* _WHAT YOU NEED TO DO_:
Write out the data below exactly as given, without any of its pictures.

_ _ _ _ _

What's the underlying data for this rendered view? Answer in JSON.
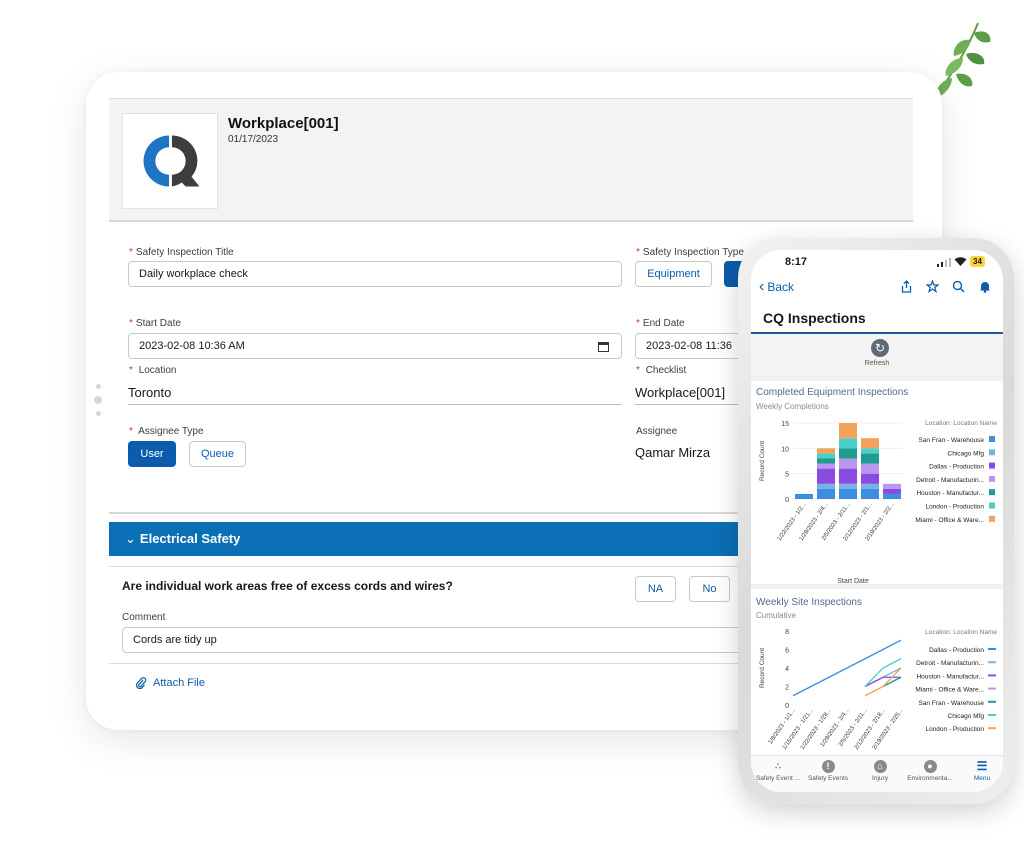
{
  "record": {
    "title": "Workplace[001]",
    "date": "01/17/2023",
    "logo_text": "CQ"
  },
  "form": {
    "inspection_title_label": "Safety Inspection Title",
    "inspection_title_value": "Daily workplace check",
    "inspection_type_label": "Safety Inspection Type",
    "inspection_type_option": "Equipment",
    "start_date_label": "Start Date",
    "start_date_value": "2023-02-08  10:36  AM",
    "end_date_label": "End Date",
    "end_date_value": "2023-02-08  11:36",
    "location_label": "Location",
    "location_value": "Toronto",
    "checklist_label": "Checklist",
    "checklist_value": "Workplace[001]",
    "assignee_type_label": "Assignee Type",
    "assignee_type_user": "User",
    "assignee_type_queue": "Queue",
    "assignee_label": "Assignee",
    "assignee_value": "Qamar Mirza"
  },
  "section": {
    "title": "Electrical Safety",
    "question": "Are individual work areas free of excess cords and wires?",
    "answer_na": "NA",
    "answer_no": "No",
    "comment_label": "Comment",
    "comment_value": "Cords are tidy up",
    "attach_label": "Attach File"
  },
  "phone": {
    "time": "8:17",
    "battery": "34",
    "back_label": "Back",
    "title": "CQ Inspections",
    "refresh_label": "Refresh",
    "tabs": [
      "Safety Event ...",
      "Safety Events",
      "Injury",
      "Environmenta...",
      "Menu"
    ]
  },
  "colors": {
    "brand_blue": "#0b5cab",
    "section_blue": "#0b6fb5",
    "required_red": "#c23934"
  },
  "chart_data": [
    {
      "type": "bar",
      "stacked": true,
      "title": "Completed Equipment Inspections",
      "subtitle": "Weekly Completions",
      "ylabel": "Record Count",
      "xlabel": "Start Date",
      "ylim": [
        0,
        15
      ],
      "yticks": [
        0,
        5,
        10,
        15
      ],
      "legend_title": "Location: Location Name",
      "legend_position": "right",
      "categories": [
        "1/22/2023 - 1/2...",
        "1/29/2023 - 2/4...",
        "2/5/2023 - 2/11...",
        "2/12/2023 - 2/1...",
        "2/19/2023 - 2/2..."
      ],
      "series": [
        {
          "name": "San Fran - Warehouse",
          "color": "#3a8fde",
          "values": [
            1,
            2,
            2,
            2,
            1
          ]
        },
        {
          "name": "Chicago Mfg",
          "color": "#78b0e8",
          "values": [
            0,
            1,
            1,
            1,
            0
          ]
        },
        {
          "name": "Dallas - Production",
          "color": "#8a4be0",
          "values": [
            0,
            3,
            3,
            2,
            1
          ]
        },
        {
          "name": "Detroit - Manufacturin...",
          "color": "#b996f0",
          "values": [
            0,
            1,
            2,
            2,
            1
          ]
        },
        {
          "name": "Houston - Manufactur...",
          "color": "#1f9c8f",
          "values": [
            0,
            1,
            2,
            2,
            0
          ]
        },
        {
          "name": "London - Production",
          "color": "#4ccfc7",
          "values": [
            0,
            1,
            2,
            1,
            0
          ]
        },
        {
          "name": "Miami - Office & Ware...",
          "color": "#f2a25a",
          "values": [
            0,
            1,
            3,
            2,
            0
          ]
        }
      ]
    },
    {
      "type": "line",
      "title": "Weekly Site Inspections",
      "subtitle": "Cumulative",
      "ylabel": "Record Count",
      "ylim": [
        0,
        8
      ],
      "yticks": [
        0,
        2,
        4,
        6,
        8
      ],
      "legend_title": "Location: Location Name",
      "legend_position": "right",
      "categories": [
        "1/8/2023 - 1/1...",
        "1/15/2023 - 1/21...",
        "1/22/2023 - 1/28...",
        "1/29/2023 - 2/4...",
        "2/5/2023 - 2/11...",
        "2/12/2023 - 2/18...",
        "2/19/2023 - 2/25..."
      ],
      "series": [
        {
          "name": "Dallas - Production",
          "color": "#3a8fde",
          "values": [
            1,
            2,
            3,
            4,
            5,
            6,
            7
          ]
        },
        {
          "name": "Detroit - Manufacturin...",
          "color": "#78b0e8",
          "values": [
            null,
            null,
            null,
            null,
            2,
            3,
            4
          ]
        },
        {
          "name": "Houston - Manufactur...",
          "color": "#8a4be0",
          "values": [
            null,
            null,
            null,
            null,
            2,
            3,
            3
          ]
        },
        {
          "name": "Miami - Office & Ware...",
          "color": "#b996f0",
          "values": [
            null,
            null,
            null,
            null,
            null,
            2,
            3
          ]
        },
        {
          "name": "San Fran - Warehouse",
          "color": "#1f9c8f",
          "values": [
            null,
            null,
            null,
            null,
            null,
            2,
            3
          ]
        },
        {
          "name": "Chicago Mfg",
          "color": "#4ccfc7",
          "values": [
            null,
            null,
            null,
            null,
            2,
            4,
            5
          ]
        },
        {
          "name": "London - Production",
          "color": "#f2a25a",
          "values": [
            null,
            null,
            null,
            null,
            1,
            2,
            4
          ]
        }
      ]
    }
  ]
}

_ _ _ _ _

* _IN RESPONSE_:
What's the underlying data for this rendered view? Answer in JSON.
{
  "record": {
    "title": "Workplace[001]",
    "date": "01/17/2023",
    "logo_text": "CQ"
  },
  "form": {
    "inspection_title_label": "Safety Inspection Title",
    "inspection_title_value": "Daily workplace check",
    "inspection_type_label": "Safety Inspection Type",
    "inspection_type_option": "Equipment",
    "start_date_label": "Start Date",
    "start_date_value": "2023-02-08  10:36  AM",
    "end_date_label": "End Date",
    "end_date_value": "2023-02-08  11:36",
    "location_label": "Location",
    "location_value": "Toronto",
    "checklist_label": "Checklist",
    "checklist_value": "Workplace[001]",
    "assignee_type_label": "Assignee Type",
    "assignee_type_user": "User",
    "assignee_type_queue": "Queue",
    "assignee_label": "Assignee",
    "assignee_value": "Qamar Mirza"
  },
  "section": {
    "title": "Electrical Safety",
    "question": "Are individual work areas free of excess cords and wires?",
    "answer_na": "NA",
    "answer_no": "No",
    "comment_label": "Comment",
    "comment_value": "Cords are tidy up",
    "attach_label": "Attach File"
  },
  "phone": {
    "time": "8:17",
    "battery": "34",
    "back_label": "Back",
    "title": "CQ Inspections",
    "refresh_label": "Refresh",
    "tabs": [
      "Safety Event ...",
      "Safety Events",
      "Injury",
      "Environmenta...",
      "Menu"
    ]
  },
  "colors": {
    "brand_blue": "#0b5cab",
    "section_blue": "#0b6fb5",
    "required_red": "#c23934"
  },
  "chart_data": [
    {
      "type": "bar",
      "stacked": true,
      "title": "Completed Equipment Inspections",
      "subtitle": "Weekly Completions",
      "ylabel": "Record Count",
      "xlabel": "Start Date",
      "ylim": [
        0,
        15
      ],
      "yticks": [
        0,
        5,
        10,
        15
      ],
      "legend_title": "Location: Location Name",
      "legend_position": "right",
      "categories": [
        "1/22/2023 - 1/2...",
        "1/29/2023 - 2/4...",
        "2/5/2023 - 2/11...",
        "2/12/2023 - 2/1...",
        "2/19/2023 - 2/2..."
      ],
      "series": [
        {
          "name": "San Fran - Warehouse",
          "color": "#3a8fde",
          "values": [
            1,
            2,
            2,
            2,
            1
          ]
        },
        {
          "name": "Chicago Mfg",
          "color": "#78b0e8",
          "values": [
            0,
            1,
            1,
            1,
            0
          ]
        },
        {
          "name": "Dallas - Production",
          "color": "#8a4be0",
          "values": [
            0,
            3,
            3,
            2,
            1
          ]
        },
        {
          "name": "Detroit - Manufacturin...",
          "color": "#b996f0",
          "values": [
            0,
            1,
            2,
            2,
            1
          ]
        },
        {
          "name": "Houston - Manufactur...",
          "color": "#1f9c8f",
          "values": [
            0,
            1,
            2,
            2,
            0
          ]
        },
        {
          "name": "London - Production",
          "color": "#4ccfc7",
          "values": [
            0,
            1,
            2,
            1,
            0
          ]
        },
        {
          "name": "Miami - Office & Ware...",
          "color": "#f2a25a",
          "values": [
            0,
            1,
            3,
            2,
            0
          ]
        }
      ]
    },
    {
      "type": "line",
      "title": "Weekly Site Inspections",
      "subtitle": "Cumulative",
      "ylabel": "Record Count",
      "ylim": [
        0,
        8
      ],
      "yticks": [
        0,
        2,
        4,
        6,
        8
      ],
      "legend_title": "Location: Location Name",
      "legend_position": "right",
      "categories": [
        "1/8/2023 - 1/1...",
        "1/15/2023 - 1/21...",
        "1/22/2023 - 1/28...",
        "1/29/2023 - 2/4...",
        "2/5/2023 - 2/11...",
        "2/12/2023 - 2/18...",
        "2/19/2023 - 2/25..."
      ],
      "series": [
        {
          "name": "Dallas - Production",
          "color": "#3a8fde",
          "values": [
            1,
            2,
            3,
            4,
            5,
            6,
            7
          ]
        },
        {
          "name": "Detroit - Manufacturin...",
          "color": "#78b0e8",
          "values": [
            null,
            null,
            null,
            null,
            2,
            3,
            4
          ]
        },
        {
          "name": "Houston - Manufactur...",
          "color": "#8a4be0",
          "values": [
            null,
            null,
            null,
            null,
            2,
            3,
            3
          ]
        },
        {
          "name": "Miami - Office & Ware...",
          "color": "#b996f0",
          "values": [
            null,
            null,
            null,
            null,
            null,
            2,
            3
          ]
        },
        {
          "name": "San Fran - Warehouse",
          "color": "#1f9c8f",
          "values": [
            null,
            null,
            null,
            null,
            null,
            2,
            3
          ]
        },
        {
          "name": "Chicago Mfg",
          "color": "#4ccfc7",
          "values": [
            null,
            null,
            null,
            null,
            2,
            4,
            5
          ]
        },
        {
          "name": "London - Production",
          "color": "#f2a25a",
          "values": [
            null,
            null,
            null,
            null,
            1,
            2,
            4
          ]
        }
      ]
    }
  ]
}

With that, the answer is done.